Give back the records below exactly, every one, with no pictures.

## begin ROWS

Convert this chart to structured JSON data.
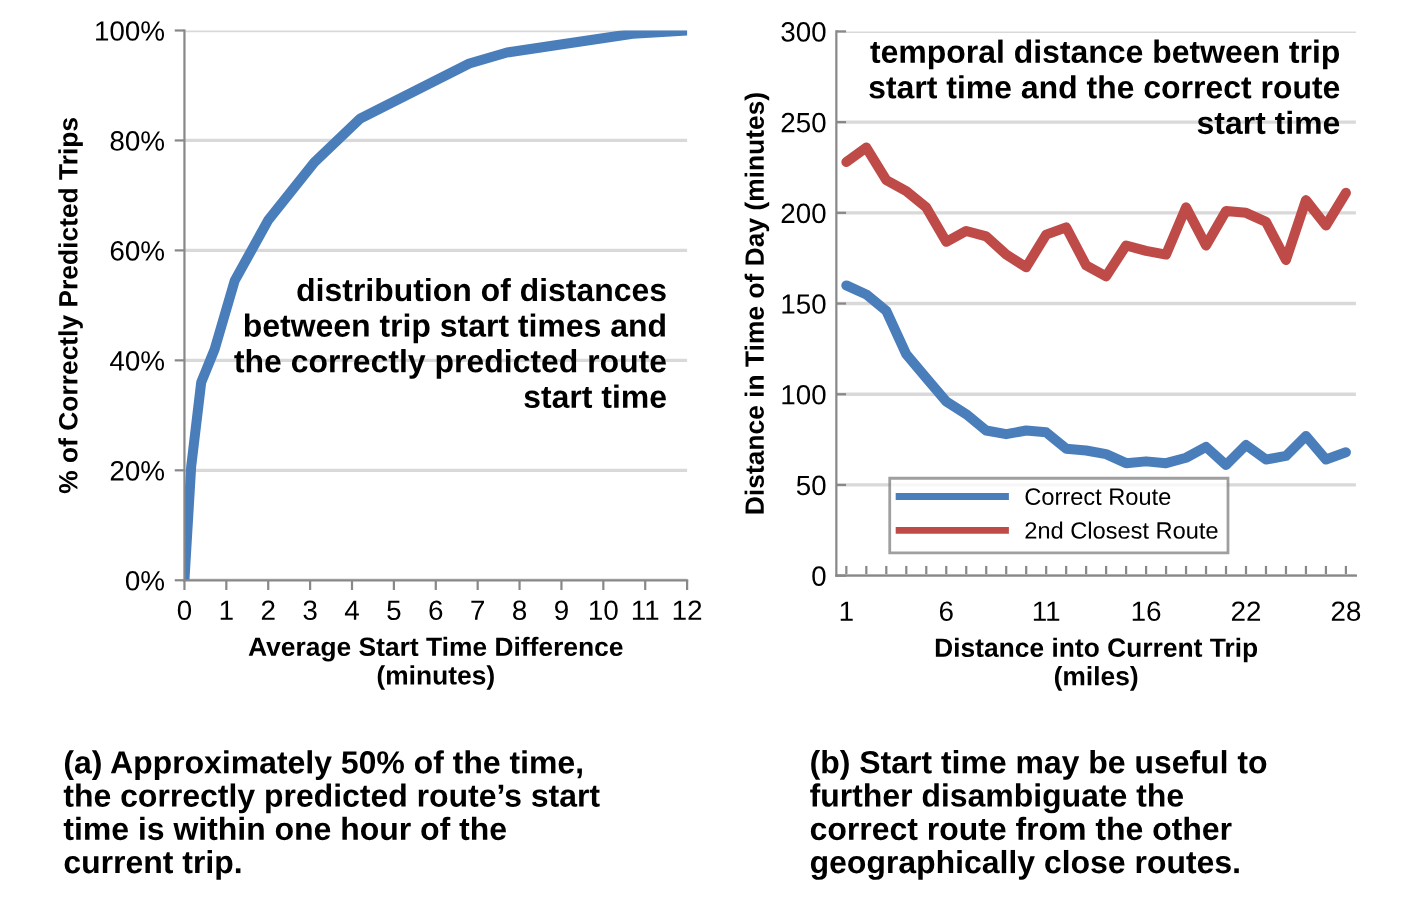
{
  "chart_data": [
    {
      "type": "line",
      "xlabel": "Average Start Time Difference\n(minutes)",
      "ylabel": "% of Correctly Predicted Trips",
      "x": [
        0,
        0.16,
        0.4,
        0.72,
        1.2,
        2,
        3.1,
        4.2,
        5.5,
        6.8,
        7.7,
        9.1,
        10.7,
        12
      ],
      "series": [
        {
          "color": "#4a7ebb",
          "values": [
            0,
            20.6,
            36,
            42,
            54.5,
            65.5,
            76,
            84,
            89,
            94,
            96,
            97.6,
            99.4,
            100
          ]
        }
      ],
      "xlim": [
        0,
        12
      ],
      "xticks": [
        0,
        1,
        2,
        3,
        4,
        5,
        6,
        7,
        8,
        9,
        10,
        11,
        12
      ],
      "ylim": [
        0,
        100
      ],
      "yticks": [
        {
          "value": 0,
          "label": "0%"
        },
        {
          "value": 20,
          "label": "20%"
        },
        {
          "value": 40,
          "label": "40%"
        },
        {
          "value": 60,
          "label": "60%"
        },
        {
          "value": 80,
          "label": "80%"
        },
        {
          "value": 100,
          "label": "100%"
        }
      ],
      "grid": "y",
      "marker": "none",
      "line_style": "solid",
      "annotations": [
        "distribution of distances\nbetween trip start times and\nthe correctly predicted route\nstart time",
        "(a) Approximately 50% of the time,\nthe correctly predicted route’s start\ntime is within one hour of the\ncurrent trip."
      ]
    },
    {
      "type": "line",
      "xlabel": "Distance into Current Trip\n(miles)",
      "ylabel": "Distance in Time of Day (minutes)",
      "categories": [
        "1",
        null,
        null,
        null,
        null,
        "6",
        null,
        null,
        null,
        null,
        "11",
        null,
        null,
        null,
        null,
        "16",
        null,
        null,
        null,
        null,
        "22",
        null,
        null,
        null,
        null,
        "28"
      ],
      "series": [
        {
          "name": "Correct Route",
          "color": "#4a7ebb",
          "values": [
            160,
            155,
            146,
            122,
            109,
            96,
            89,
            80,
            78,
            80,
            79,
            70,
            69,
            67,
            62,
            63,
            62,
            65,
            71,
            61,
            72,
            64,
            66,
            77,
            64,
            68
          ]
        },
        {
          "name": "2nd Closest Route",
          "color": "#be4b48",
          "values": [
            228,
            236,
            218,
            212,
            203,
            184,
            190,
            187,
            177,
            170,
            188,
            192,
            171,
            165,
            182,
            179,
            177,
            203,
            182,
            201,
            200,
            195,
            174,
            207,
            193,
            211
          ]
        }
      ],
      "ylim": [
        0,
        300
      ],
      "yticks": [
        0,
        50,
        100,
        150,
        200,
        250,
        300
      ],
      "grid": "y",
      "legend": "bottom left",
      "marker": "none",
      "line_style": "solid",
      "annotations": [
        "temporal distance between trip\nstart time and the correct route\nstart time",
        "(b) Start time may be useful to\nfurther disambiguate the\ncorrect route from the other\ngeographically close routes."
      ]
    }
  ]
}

## end ROWS

THE RESPONSE:
Convert this chart to structured JSON data.
{
  "chart_data": [
    {
      "type": "line",
      "xlabel": "Average Start Time Difference\n(minutes)",
      "ylabel": "% of Correctly Predicted Trips",
      "x": [
        0,
        0.16,
        0.4,
        0.72,
        1.2,
        2,
        3.1,
        4.2,
        5.5,
        6.8,
        7.7,
        9.1,
        10.7,
        12
      ],
      "series": [
        {
          "color": "#4a7ebb",
          "values": [
            0,
            20.6,
            36,
            42,
            54.5,
            65.5,
            76,
            84,
            89,
            94,
            96,
            97.6,
            99.4,
            100
          ]
        }
      ],
      "xlim": [
        0,
        12
      ],
      "xticks": [
        0,
        1,
        2,
        3,
        4,
        5,
        6,
        7,
        8,
        9,
        10,
        11,
        12
      ],
      "ylim": [
        0,
        100
      ],
      "yticks": [
        {
          "value": 0,
          "label": "0%"
        },
        {
          "value": 20,
          "label": "20%"
        },
        {
          "value": 40,
          "label": "40%"
        },
        {
          "value": 60,
          "label": "60%"
        },
        {
          "value": 80,
          "label": "80%"
        },
        {
          "value": 100,
          "label": "100%"
        }
      ],
      "grid": "y",
      "marker": "none",
      "line_style": "solid",
      "annotations": [
        "distribution of distances\nbetween trip start times and\nthe correctly predicted route\nstart time",
        "(a) Approximately 50% of the time,\nthe correctly predicted route’s start\ntime is within one hour of the\ncurrent trip."
      ]
    },
    {
      "type": "line",
      "xlabel": "Distance into Current Trip\n(miles)",
      "ylabel": "Distance in Time of Day (minutes)",
      "categories": [
        "1",
        null,
        null,
        null,
        null,
        "6",
        null,
        null,
        null,
        null,
        "11",
        null,
        null,
        null,
        null,
        "16",
        null,
        null,
        null,
        null,
        "22",
        null,
        null,
        null,
        null,
        "28"
      ],
      "series": [
        {
          "name": "Correct Route",
          "color": "#4a7ebb",
          "values": [
            160,
            155,
            146,
            122,
            109,
            96,
            89,
            80,
            78,
            80,
            79,
            70,
            69,
            67,
            62,
            63,
            62,
            65,
            71,
            61,
            72,
            64,
            66,
            77,
            64,
            68
          ]
        },
        {
          "name": "2nd Closest Route",
          "color": "#be4b48",
          "values": [
            228,
            236,
            218,
            212,
            203,
            184,
            190,
            187,
            177,
            170,
            188,
            192,
            171,
            165,
            182,
            179,
            177,
            203,
            182,
            201,
            200,
            195,
            174,
            207,
            193,
            211
          ]
        }
      ],
      "ylim": [
        0,
        300
      ],
      "yticks": [
        0,
        50,
        100,
        150,
        200,
        250,
        300
      ],
      "grid": "y",
      "legend": "bottom left",
      "marker": "none",
      "line_style": "solid",
      "annotations": [
        "temporal distance between trip\nstart time and the correct route\nstart time",
        "(b) Start time may be useful to\nfurther disambiguate the\ncorrect route from the other\ngeographically close routes."
      ]
    }
  ]
}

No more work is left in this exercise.